WHAT THIS TASK INVOLVES: Write out the entries below once more, exactly.

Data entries
==========
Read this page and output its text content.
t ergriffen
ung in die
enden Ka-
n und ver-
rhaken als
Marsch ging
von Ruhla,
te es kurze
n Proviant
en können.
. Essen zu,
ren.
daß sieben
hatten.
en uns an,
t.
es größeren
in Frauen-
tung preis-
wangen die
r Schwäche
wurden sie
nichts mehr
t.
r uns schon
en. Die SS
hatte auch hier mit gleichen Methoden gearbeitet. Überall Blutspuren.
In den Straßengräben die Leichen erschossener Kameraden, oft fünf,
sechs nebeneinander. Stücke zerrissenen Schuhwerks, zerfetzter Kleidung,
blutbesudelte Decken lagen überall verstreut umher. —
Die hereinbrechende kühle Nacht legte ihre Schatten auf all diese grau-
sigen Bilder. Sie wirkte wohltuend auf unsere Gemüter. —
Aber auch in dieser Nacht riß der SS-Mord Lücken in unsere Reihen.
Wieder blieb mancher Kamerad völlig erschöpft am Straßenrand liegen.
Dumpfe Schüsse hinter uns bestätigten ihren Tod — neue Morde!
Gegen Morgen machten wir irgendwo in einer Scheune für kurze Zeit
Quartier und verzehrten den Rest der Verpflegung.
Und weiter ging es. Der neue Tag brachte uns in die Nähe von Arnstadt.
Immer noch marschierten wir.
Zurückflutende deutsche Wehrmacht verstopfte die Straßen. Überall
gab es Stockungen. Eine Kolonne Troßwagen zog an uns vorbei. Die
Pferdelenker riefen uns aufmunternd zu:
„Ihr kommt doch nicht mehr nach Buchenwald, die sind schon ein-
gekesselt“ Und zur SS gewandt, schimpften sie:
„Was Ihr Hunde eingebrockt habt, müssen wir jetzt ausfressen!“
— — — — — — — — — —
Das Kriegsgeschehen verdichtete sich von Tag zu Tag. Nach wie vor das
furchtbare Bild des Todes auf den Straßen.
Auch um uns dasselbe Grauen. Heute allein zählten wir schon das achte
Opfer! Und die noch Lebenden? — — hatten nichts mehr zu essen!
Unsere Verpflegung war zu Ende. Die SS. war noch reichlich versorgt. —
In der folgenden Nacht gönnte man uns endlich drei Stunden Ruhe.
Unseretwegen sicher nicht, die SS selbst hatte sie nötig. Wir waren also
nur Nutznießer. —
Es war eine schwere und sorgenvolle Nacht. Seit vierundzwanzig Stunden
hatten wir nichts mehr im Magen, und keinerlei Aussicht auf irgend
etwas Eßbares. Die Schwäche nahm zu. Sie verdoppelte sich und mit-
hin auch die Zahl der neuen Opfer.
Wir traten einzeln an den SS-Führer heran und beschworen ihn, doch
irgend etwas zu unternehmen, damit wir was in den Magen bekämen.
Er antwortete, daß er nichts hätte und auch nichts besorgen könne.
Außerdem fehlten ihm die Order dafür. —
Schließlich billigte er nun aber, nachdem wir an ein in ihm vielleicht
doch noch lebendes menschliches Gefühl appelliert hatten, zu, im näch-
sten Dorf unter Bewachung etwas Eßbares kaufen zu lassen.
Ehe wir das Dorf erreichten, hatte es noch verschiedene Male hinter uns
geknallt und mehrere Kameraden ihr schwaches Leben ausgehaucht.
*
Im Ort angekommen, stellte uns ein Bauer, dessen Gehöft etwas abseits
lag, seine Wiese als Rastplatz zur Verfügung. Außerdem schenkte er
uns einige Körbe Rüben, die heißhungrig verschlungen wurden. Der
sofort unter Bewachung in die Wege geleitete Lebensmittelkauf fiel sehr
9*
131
==========
TASK OUTPUT:
Read this page and output its text content.
t ergriffen
ung in die
enden Ka-
n und ver-
rhaken als
Marsch ging
von Ruhla,
te es kurze
n Proviant
en können.
. Essen zu,
ren.
daß sieben
hatten.
en uns an,
t.
es größeren
in Frauen-
tung preis-
wangen die
r Schwäche
wurden sie
nichts mehr
t.
r uns schon
en. Die SS
hatte auch hier mit gleichen Methoden gearbeitet. Überall Blutspuren.
In den Straßengräben die Leichen erschossener Kameraden, oft fünf,
sechs nebeneinander. Stücke zerrissenen Schuhwerks, zerfetzter Kleidung,
blutbesudelte Decken lagen überall verstreut umher. —
Die hereinbrechende kühle Nacht legte ihre Schatten auf all diese grau-
sigen Bilder. Sie wirkte wohltuend auf unsere Gemüter. —
Aber auch in dieser Nacht riß der SS-Mord Lücken in unsere Reihen.
Wieder blieb mancher Kamerad völlig erschöpft am Straßenrand liegen.
Dumpfe Schüsse hinter uns bestätigten ihren Tod — neue Morde!
Gegen Morgen machten wir irgendwo in einer Scheune für kurze Zeit
Quartier und verzehrten den Rest der Verpflegung.
Und weiter ging es. Der neue Tag brachte uns in die Nähe von Arnstadt.
Immer noch marschierten wir.
Zurückflutende deutsche Wehrmacht verstopfte die Straßen. Überall
gab es Stockungen. Eine Kolonne Troßwagen zog an uns vorbei. Die
Pferdelenker riefen uns aufmunternd zu:
„Ihr kommt doch nicht mehr nach Buchenwald, die sind schon ein-
gekesselt“ Und zur SS gewandt, schimpften sie:
„Was Ihr Hunde eingebrockt habt, müssen wir jetzt ausfressen!“
— — — — — — — — — —
Das Kriegsgeschehen verdichtete sich von Tag zu Tag. Nach wie vor das
furchtbare Bild des Todes auf den Straßen.
Auch um uns dasselbe Grauen. Heute allein zählten wir schon das achte
Opfer! Und die noch Lebenden? — — hatten nichts mehr zu essen!
Unsere Verpflegung war zu Ende. Die SS. war noch reichlich versorgt. —
In der folgenden Nacht gönnte man uns endlich drei Stunden Ruhe.
Unseretwegen sicher nicht, die SS selbst hatte sie nötig. Wir waren also
nur Nutznießer. —
Es war eine schwere und sorgenvolle Nacht. Seit vierundzwanzig Stunden
hatten wir nichts mehr im Magen, und keinerlei Aussicht auf irgend
etwas Eßbares. Die Schwäche nahm zu. Sie verdoppelte sich und mit-
hin auch die Zahl der neuen Opfer.
Wir traten einzeln an den SS-Führer heran und beschworen ihn, doch
irgend etwas zu unternehmen, damit wir was in den Magen bekämen.
Er antwortete, daß er nichts hätte und auch nichts besorgen könne.
Außerdem fehlten ihm die Order dafür. —
Schließlich billigte er nun aber, nachdem wir an ein in ihm vielleicht
doch noch lebendes menschliches Gefühl appelliert hatten, zu, im näch-
sten Dorf unter Bewachung etwas Eßbares kaufen zu lassen.
Ehe wir das Dorf erreichten, hatte es noch verschiedene Male hinter uns
geknallt und mehrere Kameraden ihr schwaches Leben ausgehaucht.
*
Im Ort angekommen, stellte uns ein Bauer, dessen Gehöft etwas abseits
lag, seine Wiese als Rastplatz zur Verfügung. Außerdem schenkte er
uns einige Körbe Rüben, die heißhungrig verschlungen wurden. Der
sofort unter Bewachung in die Wege geleitete Lebensmittelkauf fiel sehr
9*
131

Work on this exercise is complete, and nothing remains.